■ Goal
Your task is to write out the complete listing exactly as it is shown.

______

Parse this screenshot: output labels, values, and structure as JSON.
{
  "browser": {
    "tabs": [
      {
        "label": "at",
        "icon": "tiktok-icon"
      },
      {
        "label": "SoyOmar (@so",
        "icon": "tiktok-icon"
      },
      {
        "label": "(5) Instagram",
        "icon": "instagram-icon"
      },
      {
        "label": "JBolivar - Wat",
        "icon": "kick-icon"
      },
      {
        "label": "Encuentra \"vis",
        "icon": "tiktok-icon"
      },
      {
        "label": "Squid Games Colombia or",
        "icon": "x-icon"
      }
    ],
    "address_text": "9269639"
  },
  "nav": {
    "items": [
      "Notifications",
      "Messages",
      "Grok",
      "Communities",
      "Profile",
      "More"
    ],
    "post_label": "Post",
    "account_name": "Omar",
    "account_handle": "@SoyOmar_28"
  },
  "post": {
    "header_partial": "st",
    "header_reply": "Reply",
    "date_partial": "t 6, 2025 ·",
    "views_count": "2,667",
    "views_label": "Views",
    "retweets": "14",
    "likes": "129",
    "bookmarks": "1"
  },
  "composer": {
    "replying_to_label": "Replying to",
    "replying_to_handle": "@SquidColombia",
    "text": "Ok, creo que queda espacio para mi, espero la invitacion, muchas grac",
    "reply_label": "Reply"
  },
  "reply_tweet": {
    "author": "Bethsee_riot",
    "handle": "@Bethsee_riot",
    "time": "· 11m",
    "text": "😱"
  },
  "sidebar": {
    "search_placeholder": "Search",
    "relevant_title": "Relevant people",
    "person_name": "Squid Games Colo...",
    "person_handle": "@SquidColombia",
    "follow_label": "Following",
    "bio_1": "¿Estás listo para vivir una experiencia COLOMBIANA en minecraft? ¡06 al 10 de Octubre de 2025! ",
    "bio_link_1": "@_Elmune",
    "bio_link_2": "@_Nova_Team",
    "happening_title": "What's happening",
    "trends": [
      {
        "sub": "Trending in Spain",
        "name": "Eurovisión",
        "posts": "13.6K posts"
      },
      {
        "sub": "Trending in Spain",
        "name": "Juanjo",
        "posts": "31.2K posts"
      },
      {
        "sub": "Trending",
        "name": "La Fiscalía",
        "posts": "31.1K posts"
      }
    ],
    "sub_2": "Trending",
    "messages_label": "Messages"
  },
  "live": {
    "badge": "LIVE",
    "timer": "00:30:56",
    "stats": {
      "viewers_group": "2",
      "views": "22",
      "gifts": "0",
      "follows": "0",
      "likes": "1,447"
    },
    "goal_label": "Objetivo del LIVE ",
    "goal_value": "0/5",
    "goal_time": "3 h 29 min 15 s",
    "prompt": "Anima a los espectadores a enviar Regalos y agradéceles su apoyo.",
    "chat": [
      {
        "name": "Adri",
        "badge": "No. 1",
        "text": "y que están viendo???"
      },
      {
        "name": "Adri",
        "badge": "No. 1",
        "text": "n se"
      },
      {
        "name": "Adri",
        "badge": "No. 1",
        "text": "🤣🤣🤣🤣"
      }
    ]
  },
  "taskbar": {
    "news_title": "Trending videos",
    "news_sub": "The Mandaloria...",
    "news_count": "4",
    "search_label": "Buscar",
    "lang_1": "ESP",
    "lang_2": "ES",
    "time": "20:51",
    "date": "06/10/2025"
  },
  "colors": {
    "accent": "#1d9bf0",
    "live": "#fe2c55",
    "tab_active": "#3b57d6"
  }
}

______

■ Task response
Parse this screenshot: output labels, values, and structure as JSON.
{
  "browser": {
    "tabs": [
      {
        "label": "at",
        "icon": "tiktok-icon"
      },
      {
        "label": "SoyOmar (@so",
        "icon": "tiktok-icon"
      },
      {
        "label": "(5) Instagram",
        "icon": "instagram-icon"
      },
      {
        "label": "JBolivar - Wat",
        "icon": "kick-icon"
      },
      {
        "label": "Encuentra \"vis",
        "icon": "tiktok-icon"
      },
      {
        "label": "Squid Games Colombia or",
        "icon": "x-icon"
      }
    ],
    "address_text": "9269639"
  },
  "nav": {
    "items": [
      "Notifications",
      "Messages",
      "Grok",
      "Communities",
      "Profile",
      "More"
    ],
    "post_label": "Post",
    "account_name": "Omar",
    "account_handle": "@SoyOmar_28"
  },
  "post": {
    "header_partial": "st",
    "header_reply": "Reply",
    "date_partial": "t 6, 2025 ·",
    "views_count": "2,667",
    "views_label": "Views",
    "retweets": "14",
    "likes": "129",
    "bookmarks": "1"
  },
  "composer": {
    "replying_to_label": "Replying to",
    "replying_to_handle": "@SquidColombia",
    "text": "Ok, creo que queda espacio para mi, espero la invitacion, muchas grac",
    "reply_label": "Reply"
  },
  "reply_tweet": {
    "author": "Bethsee_riot",
    "handle": "@Bethsee_riot",
    "time": "· 11m",
    "text": "😱"
  },
  "sidebar": {
    "search_placeholder": "Search",
    "relevant_title": "Relevant people",
    "person_name": "Squid Games Colo...",
    "person_handle": "@SquidColombia",
    "follow_label": "Following",
    "bio_1": "¿Estás listo para vivir una experiencia COLOMBIANA en minecraft? ¡06 al 10 de Octubre de 2025! ",
    "bio_link_1": "@_Elmune",
    "bio_link_2": "@_Nova_Team",
    "happening_title": "What's happening",
    "trends": [
      {
        "sub": "Trending in Spain",
        "name": "Eurovisión",
        "posts": "13.6K posts"
      },
      {
        "sub": "Trending in Spain",
        "name": "Juanjo",
        "posts": "31.2K posts"
      },
      {
        "sub": "Trending",
        "name": "La Fiscalía",
        "posts": "31.1K posts"
      }
    ],
    "sub_2": "Trending",
    "messages_label": "Messages"
  },
  "live": {
    "badge": "LIVE",
    "timer": "00:30:56",
    "stats": {
      "viewers_group": "2",
      "views": "22",
      "gifts": "0",
      "follows": "0",
      "likes": "1,447"
    },
    "goal_label": "Objetivo del LIVE ",
    "goal_value": "0/5",
    "goal_time": "3 h 29 min 15 s",
    "prompt": "Anima a los espectadores a enviar Regalos y agradéceles su apoyo.",
    "chat": [
      {
        "name": "Adri",
        "badge": "No. 1",
        "text": "y que están viendo???"
      },
      {
        "name": "Adri",
        "badge": "No. 1",
        "text": "n se"
      },
      {
        "name": "Adri",
        "badge": "No. 1",
        "text": "🤣🤣🤣🤣"
      }
    ]
  },
  "taskbar": {
    "news_title": "Trending videos",
    "news_sub": "The Mandaloria...",
    "news_count": "4",
    "search_label": "Buscar",
    "lang_1": "ESP",
    "lang_2": "ES",
    "time": "20:51",
    "date": "06/10/2025"
  },
  "colors": {
    "accent": "#1d9bf0",
    "live": "#fe2c55",
    "tab_active": "#3b57d6"
  }
}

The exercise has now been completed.